INSTRUCTIONS TO FOLLOW — Restate the full set of records exactly, without adding or dropping a word.

STORED DATA —
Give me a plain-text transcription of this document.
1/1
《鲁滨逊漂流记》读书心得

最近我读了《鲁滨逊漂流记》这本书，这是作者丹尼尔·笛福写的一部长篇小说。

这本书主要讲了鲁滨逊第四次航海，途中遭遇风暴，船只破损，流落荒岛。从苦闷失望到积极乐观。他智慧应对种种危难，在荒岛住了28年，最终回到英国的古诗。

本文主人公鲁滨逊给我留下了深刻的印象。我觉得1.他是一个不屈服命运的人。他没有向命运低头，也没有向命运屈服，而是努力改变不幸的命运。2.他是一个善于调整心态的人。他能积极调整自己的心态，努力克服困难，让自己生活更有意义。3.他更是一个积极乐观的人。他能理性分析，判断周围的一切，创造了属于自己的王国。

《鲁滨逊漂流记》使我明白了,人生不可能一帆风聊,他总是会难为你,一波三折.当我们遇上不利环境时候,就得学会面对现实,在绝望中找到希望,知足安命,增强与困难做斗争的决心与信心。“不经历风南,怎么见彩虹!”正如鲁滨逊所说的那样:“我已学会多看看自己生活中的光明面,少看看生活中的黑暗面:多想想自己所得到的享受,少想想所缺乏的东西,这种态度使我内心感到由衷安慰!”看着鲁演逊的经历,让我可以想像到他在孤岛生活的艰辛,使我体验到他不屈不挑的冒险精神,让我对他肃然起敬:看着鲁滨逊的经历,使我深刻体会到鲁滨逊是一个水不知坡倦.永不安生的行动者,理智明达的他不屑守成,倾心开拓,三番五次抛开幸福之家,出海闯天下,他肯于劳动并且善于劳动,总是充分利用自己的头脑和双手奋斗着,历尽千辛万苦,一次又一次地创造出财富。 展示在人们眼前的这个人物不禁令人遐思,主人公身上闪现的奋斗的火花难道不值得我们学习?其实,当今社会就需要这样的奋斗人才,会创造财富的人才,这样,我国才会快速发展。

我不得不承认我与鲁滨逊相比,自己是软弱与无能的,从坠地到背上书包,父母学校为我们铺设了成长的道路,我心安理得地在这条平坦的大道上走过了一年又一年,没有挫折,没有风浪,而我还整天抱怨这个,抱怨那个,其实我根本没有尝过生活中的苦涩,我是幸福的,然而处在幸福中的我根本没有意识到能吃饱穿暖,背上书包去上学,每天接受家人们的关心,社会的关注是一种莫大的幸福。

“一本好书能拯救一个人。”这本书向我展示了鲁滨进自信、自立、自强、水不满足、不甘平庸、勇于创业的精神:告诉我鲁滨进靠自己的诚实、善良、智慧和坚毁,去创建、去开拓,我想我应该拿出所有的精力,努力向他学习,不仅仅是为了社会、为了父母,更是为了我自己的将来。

THE REPLY —
Give me a plain-text transcription of this document.
1/1
《鲁滨逊漂流记》读书心得

最近我读了《鲁滨逊漂流记》这本书，这是作者丹尼尔·笛福写的一部长篇小说。

这本书主要讲了鲁滨逊第四次航海，途中遭遇风暴，船只破损，流落荒岛。从苦闷失望到积极乐观。他智慧应对种种危难，在荒岛住了28年，最终回到英国的古诗。

本文主人公鲁滨逊给我留下了深刻的印象。我觉得1.他是一个不屈服命运的人。他没有向命运低头，也没有向命运屈服，而是努力改变不幸的命运。2.他是一个善于调整心态的人。他能积极调整自己的心态，努力克服困难，让自己生活更有意义。3.他更是一个积极乐观的人。他能理性分析，判断周围的一切，创造了属于自己的王国。

《鲁滨逊漂流记》使我明白了,人生不可能一帆风聊,他总是会难为你,一波三折.当我们遇上不利环境时候,就得学会面对现实,在绝望中找到希望,知足安命,增强与困难做斗争的决心与信心。“不经历风南,怎么见彩虹!”正如鲁滨逊所说的那样:“我已学会多看看自己生活中的光明面,少看看生活中的黑暗面:多想想自己所得到的享受,少想想所缺乏的东西,这种态度使我内心感到由衷安慰!”看着鲁演逊的经历,让我可以想像到他在孤岛生活的艰辛,使我体验到他不屈不挑的冒险精神,让我对他肃然起敬:看着鲁滨逊的经历,使我深刻体会到鲁滨逊是一个水不知坡倦.永不安生的行动者,理智明达的他不屑守成,倾心开拓,三番五次抛开幸福之家,出海闯天下,他肯于劳动并且善于劳动,总是充分利用自己的头脑和双手奋斗着,历尽千辛万苦,一次又一次地创造出财富。 展示在人们眼前的这个人物不禁令人遐思,主人公身上闪现的奋斗的火花难道不值得我们学习?其实,当今社会就需要这样的奋斗人才,会创造财富的人才,这样,我国才会快速发展。

我不得不承认我与鲁滨逊相比,自己是软弱与无能的,从坠地到背上书包,父母学校为我们铺设了成长的道路,我心安理得地在这条平坦的大道上走过了一年又一年,没有挫折,没有风浪,而我还整天抱怨这个,抱怨那个,其实我根本没有尝过生活中的苦涩,我是幸福的,然而处在幸福中的我根本没有意识到能吃饱穿暖,背上书包去上学,每天接受家人们的关心,社会的关注是一种莫大的幸福。

“一本好书能拯救一个人。”这本书向我展示了鲁滨进自信、自立、自强、水不满足、不甘平庸、勇于创业的精神:告诉我鲁滨进靠自己的诚实、善良、智慧和坚毁,去创建、去开拓,我想我应该拿出所有的精力,努力向他学习,不仅仅是为了社会、为了父母,更是为了我自己的将来。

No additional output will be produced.